_Data supplied_
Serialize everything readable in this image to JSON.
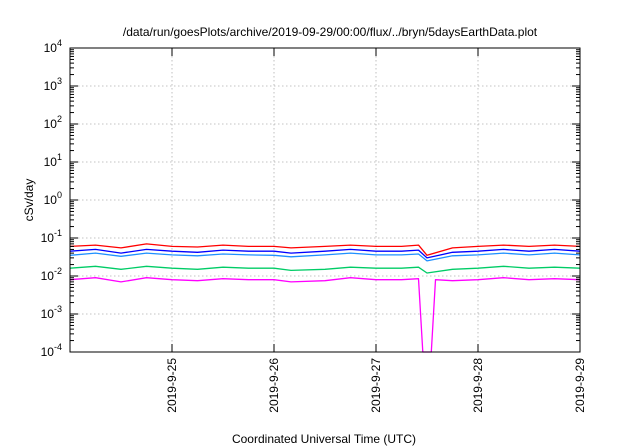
{
  "chart_data": {
    "type": "line",
    "title": "/data/run/goesPlots/archive/2019-09-29/00:00/flux/../bryn/5daysEarthData.plot",
    "xlabel": "Coordinated Universal Time (UTC)",
    "ylabel": "cSv/day",
    "yscale": "log",
    "ylim": [
      0.0001,
      10000
    ],
    "xlim": [
      "2019-09-24T00:00",
      "2019-09-29T00:00"
    ],
    "grid": true,
    "x_ticks": [
      "2019-9-25",
      "2019-9-26",
      "2019-9-27",
      "2019-9-28",
      "2019-9-29"
    ],
    "y_ticks": [
      {
        "base": "10",
        "exp": "-4",
        "value": 0.0001
      },
      {
        "base": "10",
        "exp": "-3",
        "value": 0.001
      },
      {
        "base": "10",
        "exp": "-2",
        "value": 0.01
      },
      {
        "base": "10",
        "exp": "-1",
        "value": 0.1
      },
      {
        "base": "10",
        "exp": "0",
        "value": 1
      },
      {
        "base": "10",
        "exp": "1",
        "value": 10
      },
      {
        "base": "10",
        "exp": "2",
        "value": 100
      },
      {
        "base": "10",
        "exp": "3",
        "value": 1000
      },
      {
        "base": "10",
        "exp": "4",
        "value": 10000
      }
    ],
    "series": [
      {
        "color": "#ff0000",
        "values": [
          [
            "2019-09-24T00:00",
            0.06
          ],
          [
            "2019-09-24T06:00",
            0.065
          ],
          [
            "2019-09-24T12:00",
            0.055
          ],
          [
            "2019-09-24T18:00",
            0.07
          ],
          [
            "2019-09-25T00:00",
            0.06
          ],
          [
            "2019-09-25T06:00",
            0.058
          ],
          [
            "2019-09-25T12:00",
            0.065
          ],
          [
            "2019-09-25T18:00",
            0.06
          ],
          [
            "2019-09-26T00:00",
            0.06
          ],
          [
            "2019-09-26T04:00",
            0.055
          ],
          [
            "2019-09-26T12:00",
            0.06
          ],
          [
            "2019-09-26T18:00",
            0.065
          ],
          [
            "2019-09-27T00:00",
            0.06
          ],
          [
            "2019-09-27T06:00",
            0.06
          ],
          [
            "2019-09-27T10:00",
            0.065
          ],
          [
            "2019-09-27T12:00",
            0.035
          ],
          [
            "2019-09-27T18:00",
            0.055
          ],
          [
            "2019-09-28T00:00",
            0.06
          ],
          [
            "2019-09-28T06:00",
            0.065
          ],
          [
            "2019-09-28T12:00",
            0.06
          ],
          [
            "2019-09-28T18:00",
            0.065
          ],
          [
            "2019-09-29T00:00",
            0.06
          ]
        ]
      },
      {
        "color": "#0000ff",
        "values": [
          [
            "2019-09-24T00:00",
            0.045
          ],
          [
            "2019-09-24T06:00",
            0.05
          ],
          [
            "2019-09-24T12:00",
            0.04
          ],
          [
            "2019-09-24T18:00",
            0.05
          ],
          [
            "2019-09-25T00:00",
            0.045
          ],
          [
            "2019-09-25T06:00",
            0.042
          ],
          [
            "2019-09-25T12:00",
            0.048
          ],
          [
            "2019-09-25T18:00",
            0.045
          ],
          [
            "2019-09-26T00:00",
            0.045
          ],
          [
            "2019-09-26T04:00",
            0.04
          ],
          [
            "2019-09-26T12:00",
            0.045
          ],
          [
            "2019-09-26T18:00",
            0.05
          ],
          [
            "2019-09-27T00:00",
            0.045
          ],
          [
            "2019-09-27T06:00",
            0.045
          ],
          [
            "2019-09-27T10:00",
            0.048
          ],
          [
            "2019-09-27T12:00",
            0.03
          ],
          [
            "2019-09-27T18:00",
            0.042
          ],
          [
            "2019-09-28T00:00",
            0.045
          ],
          [
            "2019-09-28T06:00",
            0.05
          ],
          [
            "2019-09-28T12:00",
            0.045
          ],
          [
            "2019-09-28T18:00",
            0.05
          ],
          [
            "2019-09-29T00:00",
            0.045
          ]
        ]
      },
      {
        "color": "#1e90ff",
        "values": [
          [
            "2019-09-24T00:00",
            0.035
          ],
          [
            "2019-09-24T06:00",
            0.04
          ],
          [
            "2019-09-24T12:00",
            0.033
          ],
          [
            "2019-09-24T18:00",
            0.04
          ],
          [
            "2019-09-25T00:00",
            0.036
          ],
          [
            "2019-09-25T06:00",
            0.034
          ],
          [
            "2019-09-25T12:00",
            0.038
          ],
          [
            "2019-09-25T18:00",
            0.036
          ],
          [
            "2019-09-26T00:00",
            0.035
          ],
          [
            "2019-09-26T04:00",
            0.032
          ],
          [
            "2019-09-26T12:00",
            0.036
          ],
          [
            "2019-09-26T18:00",
            0.04
          ],
          [
            "2019-09-27T00:00",
            0.036
          ],
          [
            "2019-09-27T06:00",
            0.036
          ],
          [
            "2019-09-27T10:00",
            0.038
          ],
          [
            "2019-09-27T12:00",
            0.025
          ],
          [
            "2019-09-27T18:00",
            0.034
          ],
          [
            "2019-09-28T00:00",
            0.036
          ],
          [
            "2019-09-28T06:00",
            0.04
          ],
          [
            "2019-09-28T12:00",
            0.036
          ],
          [
            "2019-09-28T18:00",
            0.04
          ],
          [
            "2019-09-29T00:00",
            0.036
          ]
        ]
      },
      {
        "color": "#00cc66",
        "values": [
          [
            "2019-09-24T00:00",
            0.016
          ],
          [
            "2019-09-24T06:00",
            0.018
          ],
          [
            "2019-09-24T12:00",
            0.015
          ],
          [
            "2019-09-24T18:00",
            0.018
          ],
          [
            "2019-09-25T00:00",
            0.016
          ],
          [
            "2019-09-25T06:00",
            0.015
          ],
          [
            "2019-09-25T12:00",
            0.017
          ],
          [
            "2019-09-25T18:00",
            0.016
          ],
          [
            "2019-09-26T00:00",
            0.016
          ],
          [
            "2019-09-26T04:00",
            0.014
          ],
          [
            "2019-09-26T12:00",
            0.015
          ],
          [
            "2019-09-26T18:00",
            0.017
          ],
          [
            "2019-09-27T00:00",
            0.016
          ],
          [
            "2019-09-27T06:00",
            0.016
          ],
          [
            "2019-09-27T10:00",
            0.017
          ],
          [
            "2019-09-27T12:00",
            0.012
          ],
          [
            "2019-09-27T18:00",
            0.015
          ],
          [
            "2019-09-28T00:00",
            0.016
          ],
          [
            "2019-09-28T06:00",
            0.018
          ],
          [
            "2019-09-28T12:00",
            0.016
          ],
          [
            "2019-09-28T18:00",
            0.017
          ],
          [
            "2019-09-29T00:00",
            0.016
          ]
        ]
      },
      {
        "color": "#ff00ff",
        "values": [
          [
            "2019-09-24T00:00",
            0.008
          ],
          [
            "2019-09-24T06:00",
            0.009
          ],
          [
            "2019-09-24T12:00",
            0.007
          ],
          [
            "2019-09-24T18:00",
            0.009
          ],
          [
            "2019-09-25T00:00",
            0.008
          ],
          [
            "2019-09-25T06:00",
            0.0075
          ],
          [
            "2019-09-25T12:00",
            0.0085
          ],
          [
            "2019-09-25T18:00",
            0.008
          ],
          [
            "2019-09-26T00:00",
            0.008
          ],
          [
            "2019-09-26T04:00",
            0.007
          ],
          [
            "2019-09-26T12:00",
            0.0075
          ],
          [
            "2019-09-26T18:00",
            0.009
          ],
          [
            "2019-09-27T00:00",
            0.008
          ],
          [
            "2019-09-27T06:00",
            0.008
          ],
          [
            "2019-09-27T10:00",
            0.0085
          ],
          [
            "2019-09-27T11:00",
            0.0001
          ],
          [
            "2019-09-27T13:00",
            0.0001
          ],
          [
            "2019-09-27T14:00",
            0.008
          ],
          [
            "2019-09-27T18:00",
            0.0075
          ],
          [
            "2019-09-28T00:00",
            0.008
          ],
          [
            "2019-09-28T06:00",
            0.009
          ],
          [
            "2019-09-28T12:00",
            0.008
          ],
          [
            "2019-09-28T18:00",
            0.0085
          ],
          [
            "2019-09-29T00:00",
            0.008
          ]
        ]
      }
    ]
  }
}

_Work required_
In the listing, find every line with the word "color" and state how many there are, nothing more.

_Worked solution_
5